Rows from a dataset:
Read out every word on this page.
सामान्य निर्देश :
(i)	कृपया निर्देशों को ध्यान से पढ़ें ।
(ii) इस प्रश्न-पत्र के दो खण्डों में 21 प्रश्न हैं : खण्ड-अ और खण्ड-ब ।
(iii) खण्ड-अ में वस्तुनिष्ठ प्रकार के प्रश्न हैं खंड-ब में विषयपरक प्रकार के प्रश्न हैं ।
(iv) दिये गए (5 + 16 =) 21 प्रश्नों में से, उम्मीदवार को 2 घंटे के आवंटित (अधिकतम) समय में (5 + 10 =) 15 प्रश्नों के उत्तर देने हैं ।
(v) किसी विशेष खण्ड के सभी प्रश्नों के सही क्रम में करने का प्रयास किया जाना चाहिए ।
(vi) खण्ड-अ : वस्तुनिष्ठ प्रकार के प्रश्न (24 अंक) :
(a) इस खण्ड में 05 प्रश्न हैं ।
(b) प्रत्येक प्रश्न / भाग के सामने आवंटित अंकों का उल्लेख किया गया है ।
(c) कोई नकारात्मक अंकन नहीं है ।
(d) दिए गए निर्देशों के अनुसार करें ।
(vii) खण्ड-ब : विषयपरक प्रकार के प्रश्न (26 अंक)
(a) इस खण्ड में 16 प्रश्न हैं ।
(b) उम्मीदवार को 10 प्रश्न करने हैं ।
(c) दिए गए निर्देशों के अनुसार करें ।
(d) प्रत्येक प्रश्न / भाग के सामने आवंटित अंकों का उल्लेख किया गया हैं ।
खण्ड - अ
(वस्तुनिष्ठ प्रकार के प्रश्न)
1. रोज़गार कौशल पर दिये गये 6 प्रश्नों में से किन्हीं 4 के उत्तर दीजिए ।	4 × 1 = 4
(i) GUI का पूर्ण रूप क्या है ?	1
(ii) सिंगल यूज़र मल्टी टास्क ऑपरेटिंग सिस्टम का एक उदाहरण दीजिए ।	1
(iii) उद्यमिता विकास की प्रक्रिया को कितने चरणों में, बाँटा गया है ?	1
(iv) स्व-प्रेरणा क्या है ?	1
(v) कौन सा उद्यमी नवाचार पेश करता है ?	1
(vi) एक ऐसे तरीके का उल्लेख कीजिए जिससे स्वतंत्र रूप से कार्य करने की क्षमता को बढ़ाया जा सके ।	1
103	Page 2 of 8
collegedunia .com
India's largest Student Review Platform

* Given exercise
Each line of the listing above should be output exactly.

* Answer to this exercise
Read out every word on this page.
सामान्य निर्देश :
(i)	कृपया निर्देशों को ध्यान से पढ़ें ।
(ii) इस प्रश्न-पत्र के दो खण्डों में 21 प्रश्न हैं : खण्ड-अ और खण्ड-ब ।
(iii) खण्ड-अ में वस्तुनिष्ठ प्रकार के प्रश्न हैं खंड-ब में विषयपरक प्रकार के प्रश्न हैं ।
(iv) दिये गए (5 + 16 =) 21 प्रश्नों में से, उम्मीदवार को 2 घंटे के आवंटित (अधिकतम) समय में (5 + 10 =) 15 प्रश्नों के उत्तर देने हैं ।
(v) किसी विशेष खण्ड के सभी प्रश्नों के सही क्रम में करने का प्रयास किया जाना चाहिए ।
(vi) खण्ड-अ : वस्तुनिष्ठ प्रकार के प्रश्न (24 अंक) :
(a) इस खण्ड में 05 प्रश्न हैं ।
(b) प्रत्येक प्रश्न / भाग के सामने आवंटित अंकों का उल्लेख किया गया है ।
(c) कोई नकारात्मक अंकन नहीं है ।
(d) दिए गए निर्देशों के अनुसार करें ।
(vii) खण्ड-ब : विषयपरक प्रकार के प्रश्न (26 अंक)
(a) इस खण्ड में 16 प्रश्न हैं ।
(b) उम्मीदवार को 10 प्रश्न करने हैं ।
(c) दिए गए निर्देशों के अनुसार करें ।
(d) प्रत्येक प्रश्न / भाग के सामने आवंटित अंकों का उल्लेख किया गया हैं ।
खण्ड - अ
(वस्तुनिष्ठ प्रकार के प्रश्न)
1. रोज़गार कौशल पर दिये गये 6 प्रश्नों में से किन्हीं 4 के उत्तर दीजिए ।	4 × 1 = 4
(i) GUI का पूर्ण रूप क्या है ?	1
(ii) सिंगल यूज़र मल्टी टास्क ऑपरेटिंग सिस्टम का एक उदाहरण दीजिए ।	1
(iii) उद्यमिता विकास की प्रक्रिया को कितने चरणों में, बाँटा गया है ?	1
(iv) स्व-प्रेरणा क्या है ?	1
(v) कौन सा उद्यमी नवाचार पेश करता है ?	1
(vi) एक ऐसे तरीके का उल्लेख कीजिए जिससे स्वतंत्र रूप से कार्य करने की क्षमता को बढ़ाया जा सके ।	1
103	Page 2 of 8
collegedunia .com
India's largest Student Review Platform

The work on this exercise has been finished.